◆ Instrucciones de trabajo:
a. Según el fragmento sobre la vacuna obligatoria contra el COVID-19, ¿qué debe proteger la ley propuesta? Enumera todo lo que menciona.
b. Retoma el fragmento sobre la vacuna obligatoria contra el COVID-19 y escribe su continuación a partir de su última oración.

Nadie cuestiona las vacunas antes mencionadas ni hace referencia a que serían utilizadas para una conspiración global o a la implantación de microchips que informarán sobre nuestras actividades (algo que las empresas o los gobiernos ya pueden lograr a través de los celulares inteligentes que usamos para múltiples tareas) y por ello cientos de miles de uruguayos cumplen con su administración todos los días en todo el territorio nacional.
Así las cosas, y teniendo en cuenta no sólo la excepcional situación de emergencia sanitaria que afecta a Uruguay, sino también que el artículo 44 de la Constitución Nacional establece que “todos los habitantes tienen el deber de cuidar su salud, así como el de asistirse en caso de enfermedad”, resulta necesaria la sanción de una ley a través de la cual se establezca la obligatoriedad de la vacuna contra el COVID-19 en la forma y condiciones antes señaladas, pero de tal forma que proteja no sólo la salud de la población en general sino también la de quienes cumplen tareas en lugares de trabajo e incluso de la propia fuente de empleo ante la posibilidad de que las cuarentenas sanitarias pueden terminar con el cierre de las empresas afectadas.

◆ Líneas extraídas:
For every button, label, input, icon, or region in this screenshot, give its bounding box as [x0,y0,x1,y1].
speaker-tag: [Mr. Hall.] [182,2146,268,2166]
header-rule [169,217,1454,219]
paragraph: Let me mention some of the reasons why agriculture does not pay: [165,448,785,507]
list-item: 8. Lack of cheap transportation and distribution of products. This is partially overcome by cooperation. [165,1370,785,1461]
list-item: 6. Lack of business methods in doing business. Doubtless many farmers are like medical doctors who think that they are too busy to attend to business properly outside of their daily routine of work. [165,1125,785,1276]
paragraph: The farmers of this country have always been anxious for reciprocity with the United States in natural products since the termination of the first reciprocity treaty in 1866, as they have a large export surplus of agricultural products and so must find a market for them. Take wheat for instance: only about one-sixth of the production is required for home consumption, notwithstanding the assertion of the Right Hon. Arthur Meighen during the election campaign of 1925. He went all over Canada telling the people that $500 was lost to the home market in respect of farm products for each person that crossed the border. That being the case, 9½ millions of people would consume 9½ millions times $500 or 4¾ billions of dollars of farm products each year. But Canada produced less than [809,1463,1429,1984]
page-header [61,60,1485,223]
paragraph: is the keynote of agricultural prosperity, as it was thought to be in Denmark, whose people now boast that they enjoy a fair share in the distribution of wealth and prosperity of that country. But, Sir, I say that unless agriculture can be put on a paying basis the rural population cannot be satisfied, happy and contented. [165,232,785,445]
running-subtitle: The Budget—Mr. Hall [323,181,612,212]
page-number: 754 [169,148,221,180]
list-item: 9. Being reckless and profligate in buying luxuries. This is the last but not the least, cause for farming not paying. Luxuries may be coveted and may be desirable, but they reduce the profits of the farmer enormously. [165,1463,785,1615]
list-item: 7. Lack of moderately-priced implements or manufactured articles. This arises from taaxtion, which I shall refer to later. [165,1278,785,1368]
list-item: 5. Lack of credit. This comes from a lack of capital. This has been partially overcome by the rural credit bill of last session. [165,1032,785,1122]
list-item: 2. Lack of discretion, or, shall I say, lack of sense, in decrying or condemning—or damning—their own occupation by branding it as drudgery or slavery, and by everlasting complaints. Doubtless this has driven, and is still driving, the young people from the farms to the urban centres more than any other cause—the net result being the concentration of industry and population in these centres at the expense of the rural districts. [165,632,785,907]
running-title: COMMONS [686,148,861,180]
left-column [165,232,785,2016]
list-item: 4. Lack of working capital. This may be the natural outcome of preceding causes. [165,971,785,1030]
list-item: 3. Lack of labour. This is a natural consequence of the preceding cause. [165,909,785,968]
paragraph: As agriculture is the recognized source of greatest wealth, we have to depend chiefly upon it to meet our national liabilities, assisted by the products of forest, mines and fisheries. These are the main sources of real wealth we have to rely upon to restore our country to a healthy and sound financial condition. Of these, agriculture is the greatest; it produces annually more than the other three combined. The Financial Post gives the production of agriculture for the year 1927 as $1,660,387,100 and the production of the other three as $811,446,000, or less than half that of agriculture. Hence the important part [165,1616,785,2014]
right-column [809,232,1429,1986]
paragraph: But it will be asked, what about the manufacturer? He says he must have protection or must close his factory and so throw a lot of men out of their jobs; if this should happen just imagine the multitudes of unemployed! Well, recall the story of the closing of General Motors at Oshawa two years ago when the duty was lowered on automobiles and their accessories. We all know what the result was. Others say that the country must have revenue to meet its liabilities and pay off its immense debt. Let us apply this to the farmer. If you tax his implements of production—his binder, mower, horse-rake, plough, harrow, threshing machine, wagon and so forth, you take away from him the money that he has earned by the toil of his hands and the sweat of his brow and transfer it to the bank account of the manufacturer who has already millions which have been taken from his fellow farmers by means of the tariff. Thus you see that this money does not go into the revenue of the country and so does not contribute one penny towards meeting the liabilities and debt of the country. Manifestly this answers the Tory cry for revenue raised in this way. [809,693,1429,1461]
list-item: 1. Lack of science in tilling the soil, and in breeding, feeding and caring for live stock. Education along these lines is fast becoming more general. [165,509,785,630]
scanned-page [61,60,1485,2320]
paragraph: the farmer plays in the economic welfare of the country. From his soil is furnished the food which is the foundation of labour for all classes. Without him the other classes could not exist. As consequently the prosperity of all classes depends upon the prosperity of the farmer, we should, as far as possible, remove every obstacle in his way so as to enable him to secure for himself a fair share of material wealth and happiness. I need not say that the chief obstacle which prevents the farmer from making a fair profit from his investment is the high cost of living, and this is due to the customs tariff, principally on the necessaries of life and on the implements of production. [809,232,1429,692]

◆ Resultados:
a.
- La salud de la población en general
- La salud de quienes cumplen tareas en lugares de trabajo
- La propia fuente de empleo

b.
Si bien los uruguayos siempre hemos sido más proclives a recordar nuestros derechos antes que nuestras obligaciones, la gravedad de esta pandemia nos exige un cambio radical de las actitudes individuales ante la comunidad, y ello se traduce en que la mayor cantidad de personas que estén en condiciones de vacunarse lo hagan a la brevedad posible, pero también que aquellos que se nieguen a hacerlo pueden ser obligados a través de una ley que priorice el referido interés general, el cual está por encima de los intereses particulares como se desprende de la Constitución Nacional. De esta forma estaríamos logrando dos objetivos importantes: la protección sanitaria de la mayor cantidad de población que sea posible y el mantenimiento de puestos de trabajo, especialmente en un departamento como Paysandú, cuyos índices de desocupación superan los de la media nacional.
Sin lugar a dudas que estar sanos es un objetivo de vital importancia, pero también lo es la posibilidad de contar con una fuente de ingreso digna ya que el empleo supera la simple esfera económica y posee varias y beneficiosas consecuencias para el ser humano y para toda la sociedad.
Ante una situación sanitaria, económica y social tan grave como la actual, las autoridades deben recurrir a todos los recursos para lograr evitar o al menos mitigar sus efectos. La vacunación obligatoria contra el COVID-19 es una de las posibles soluciones y en ese sentido deberían proceder el Poder Ejecutivo y el Parlamento. Se trata de una medida de sentido común en beneficio de todos, porque como lo expresa el refrán popular, “a grandes males, grandes remedios”.